Material for this task →
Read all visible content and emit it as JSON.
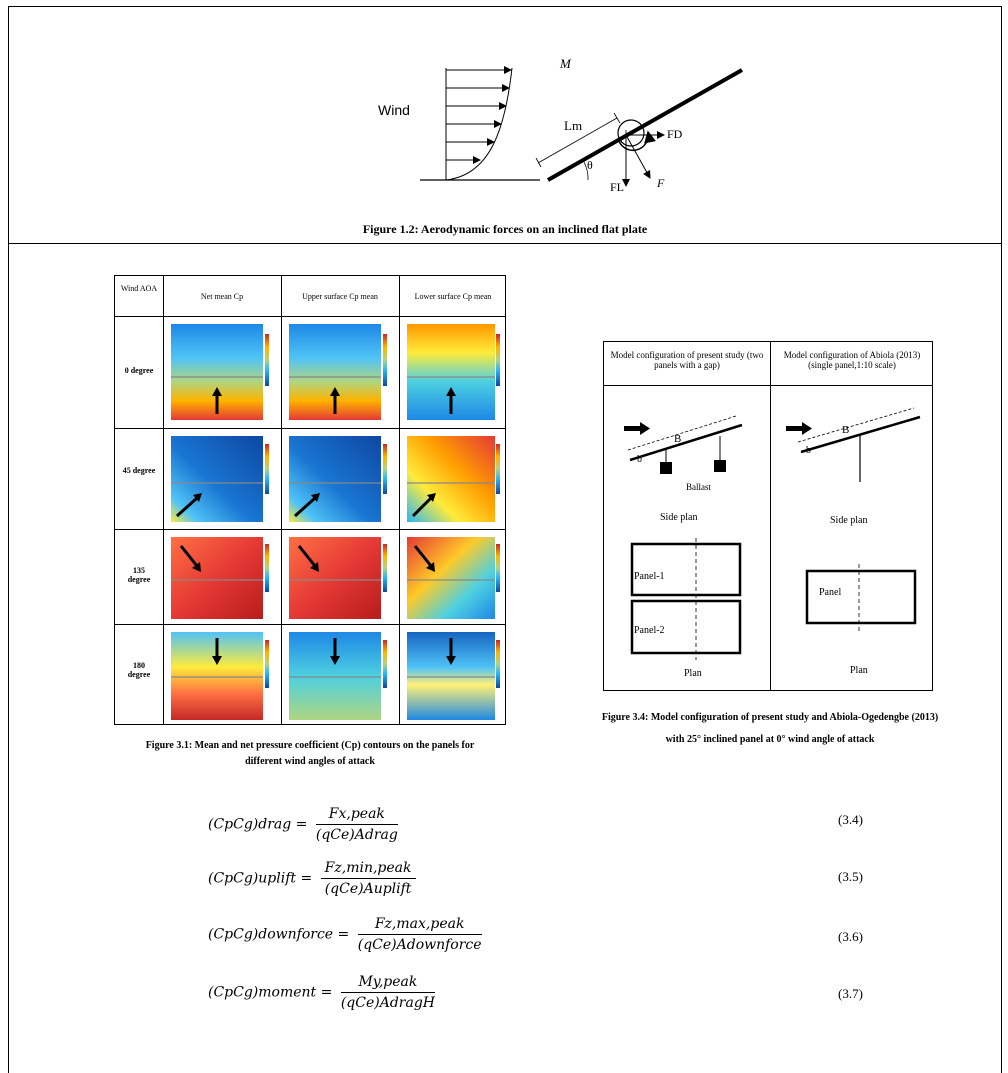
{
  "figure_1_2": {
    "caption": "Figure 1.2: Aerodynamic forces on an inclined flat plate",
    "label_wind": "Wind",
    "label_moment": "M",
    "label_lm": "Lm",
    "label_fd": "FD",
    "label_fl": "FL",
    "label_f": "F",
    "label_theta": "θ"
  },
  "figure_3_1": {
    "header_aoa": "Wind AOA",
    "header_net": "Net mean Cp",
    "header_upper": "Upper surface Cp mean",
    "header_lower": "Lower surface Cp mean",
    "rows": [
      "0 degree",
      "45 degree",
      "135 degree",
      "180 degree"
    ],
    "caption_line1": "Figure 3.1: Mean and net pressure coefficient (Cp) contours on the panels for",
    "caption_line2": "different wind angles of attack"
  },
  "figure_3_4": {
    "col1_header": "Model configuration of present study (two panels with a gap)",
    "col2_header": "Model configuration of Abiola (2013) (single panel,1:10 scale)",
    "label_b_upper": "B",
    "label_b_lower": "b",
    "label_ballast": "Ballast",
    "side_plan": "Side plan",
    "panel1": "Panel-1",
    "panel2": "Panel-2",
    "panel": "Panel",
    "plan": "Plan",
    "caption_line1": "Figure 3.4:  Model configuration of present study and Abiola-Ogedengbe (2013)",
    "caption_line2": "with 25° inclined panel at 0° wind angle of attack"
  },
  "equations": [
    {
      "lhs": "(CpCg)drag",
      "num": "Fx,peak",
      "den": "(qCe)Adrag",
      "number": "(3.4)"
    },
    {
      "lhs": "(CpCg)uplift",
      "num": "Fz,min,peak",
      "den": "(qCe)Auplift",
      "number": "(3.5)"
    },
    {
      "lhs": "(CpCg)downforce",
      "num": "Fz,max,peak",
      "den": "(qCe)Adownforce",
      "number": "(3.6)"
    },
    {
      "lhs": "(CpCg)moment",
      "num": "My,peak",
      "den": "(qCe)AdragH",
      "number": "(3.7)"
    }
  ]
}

* * *

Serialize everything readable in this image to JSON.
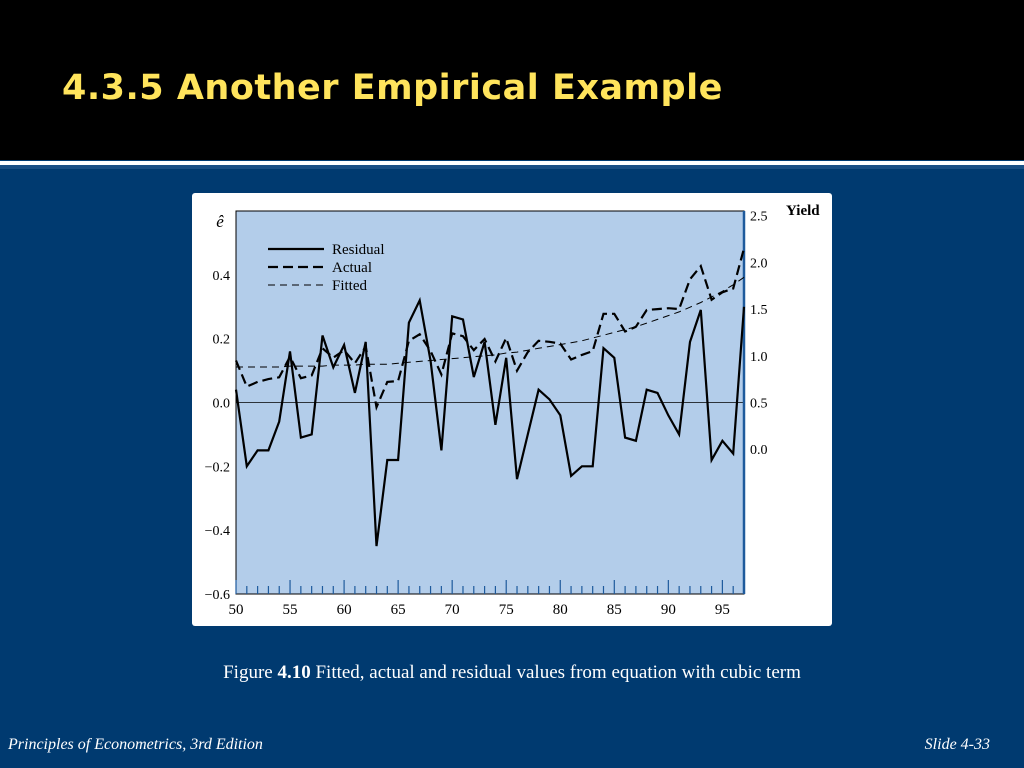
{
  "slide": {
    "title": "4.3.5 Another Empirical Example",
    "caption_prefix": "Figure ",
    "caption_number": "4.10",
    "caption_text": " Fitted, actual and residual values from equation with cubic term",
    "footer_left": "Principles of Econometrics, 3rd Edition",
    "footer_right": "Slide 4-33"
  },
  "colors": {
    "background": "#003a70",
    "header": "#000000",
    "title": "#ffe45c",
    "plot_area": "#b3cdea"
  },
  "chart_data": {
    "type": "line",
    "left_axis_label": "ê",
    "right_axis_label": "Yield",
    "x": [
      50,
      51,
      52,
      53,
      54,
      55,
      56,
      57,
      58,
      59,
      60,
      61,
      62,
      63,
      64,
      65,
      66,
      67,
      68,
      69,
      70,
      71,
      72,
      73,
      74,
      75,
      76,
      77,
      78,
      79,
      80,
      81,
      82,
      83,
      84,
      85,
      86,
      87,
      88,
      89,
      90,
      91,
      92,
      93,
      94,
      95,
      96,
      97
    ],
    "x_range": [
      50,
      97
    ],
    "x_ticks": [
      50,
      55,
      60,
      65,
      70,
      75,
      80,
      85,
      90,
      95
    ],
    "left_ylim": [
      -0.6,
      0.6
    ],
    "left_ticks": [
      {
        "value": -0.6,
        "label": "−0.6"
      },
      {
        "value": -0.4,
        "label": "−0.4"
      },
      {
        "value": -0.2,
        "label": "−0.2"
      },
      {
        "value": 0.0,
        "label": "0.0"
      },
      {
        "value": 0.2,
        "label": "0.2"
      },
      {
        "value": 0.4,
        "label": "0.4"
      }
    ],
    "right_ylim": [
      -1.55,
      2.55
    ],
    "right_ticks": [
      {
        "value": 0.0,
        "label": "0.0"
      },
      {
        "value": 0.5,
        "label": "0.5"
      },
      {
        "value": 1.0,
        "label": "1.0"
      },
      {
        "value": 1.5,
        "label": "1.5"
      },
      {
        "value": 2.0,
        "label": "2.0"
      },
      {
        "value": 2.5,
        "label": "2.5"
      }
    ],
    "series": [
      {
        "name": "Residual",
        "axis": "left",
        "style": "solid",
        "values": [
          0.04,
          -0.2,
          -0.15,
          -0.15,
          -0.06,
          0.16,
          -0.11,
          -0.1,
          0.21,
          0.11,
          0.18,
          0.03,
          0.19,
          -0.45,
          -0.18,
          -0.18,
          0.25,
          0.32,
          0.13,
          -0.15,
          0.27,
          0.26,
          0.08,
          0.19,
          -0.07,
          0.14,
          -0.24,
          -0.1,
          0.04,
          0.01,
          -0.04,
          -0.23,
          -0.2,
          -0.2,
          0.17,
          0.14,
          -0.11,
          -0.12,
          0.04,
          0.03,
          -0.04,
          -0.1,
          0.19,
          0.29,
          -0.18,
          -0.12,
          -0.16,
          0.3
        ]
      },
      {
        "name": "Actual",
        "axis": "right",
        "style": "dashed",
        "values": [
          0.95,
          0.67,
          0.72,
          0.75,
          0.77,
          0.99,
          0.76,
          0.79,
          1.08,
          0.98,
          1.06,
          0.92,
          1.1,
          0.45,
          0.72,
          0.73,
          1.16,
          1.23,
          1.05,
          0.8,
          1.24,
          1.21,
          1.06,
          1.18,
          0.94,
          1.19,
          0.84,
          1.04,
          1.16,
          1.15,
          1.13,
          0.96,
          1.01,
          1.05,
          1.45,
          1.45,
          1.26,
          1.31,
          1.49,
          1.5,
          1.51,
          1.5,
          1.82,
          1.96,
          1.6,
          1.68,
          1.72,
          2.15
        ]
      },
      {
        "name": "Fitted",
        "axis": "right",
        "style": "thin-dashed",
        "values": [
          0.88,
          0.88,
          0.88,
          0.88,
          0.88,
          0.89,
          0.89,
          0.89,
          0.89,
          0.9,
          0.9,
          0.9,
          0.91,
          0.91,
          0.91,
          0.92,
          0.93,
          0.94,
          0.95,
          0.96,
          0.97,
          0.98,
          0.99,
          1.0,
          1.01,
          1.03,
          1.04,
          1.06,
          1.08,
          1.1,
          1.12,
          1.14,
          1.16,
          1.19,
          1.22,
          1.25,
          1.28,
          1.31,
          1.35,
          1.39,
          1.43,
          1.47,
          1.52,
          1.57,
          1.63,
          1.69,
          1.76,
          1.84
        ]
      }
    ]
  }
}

---

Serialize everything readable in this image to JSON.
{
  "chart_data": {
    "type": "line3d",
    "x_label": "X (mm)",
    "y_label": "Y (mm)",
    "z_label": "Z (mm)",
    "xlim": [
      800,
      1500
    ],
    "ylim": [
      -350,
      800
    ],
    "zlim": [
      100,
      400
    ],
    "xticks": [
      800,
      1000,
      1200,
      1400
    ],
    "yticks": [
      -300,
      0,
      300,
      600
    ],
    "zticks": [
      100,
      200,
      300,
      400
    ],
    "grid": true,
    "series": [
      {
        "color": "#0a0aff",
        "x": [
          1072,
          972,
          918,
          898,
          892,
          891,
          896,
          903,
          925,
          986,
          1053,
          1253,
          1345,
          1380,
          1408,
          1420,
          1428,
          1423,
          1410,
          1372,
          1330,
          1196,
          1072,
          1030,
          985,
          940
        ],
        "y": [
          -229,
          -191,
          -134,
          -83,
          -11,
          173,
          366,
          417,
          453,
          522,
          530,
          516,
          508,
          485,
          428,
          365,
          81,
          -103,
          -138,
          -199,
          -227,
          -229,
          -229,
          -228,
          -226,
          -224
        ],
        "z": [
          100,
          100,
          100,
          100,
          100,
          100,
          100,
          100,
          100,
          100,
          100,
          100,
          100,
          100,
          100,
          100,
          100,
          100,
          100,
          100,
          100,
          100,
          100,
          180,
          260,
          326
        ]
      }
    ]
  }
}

What is being asked → The lines above form a set of records; determine how many of them contain the string "Abiola" and give that number alone.

Worked answer → 2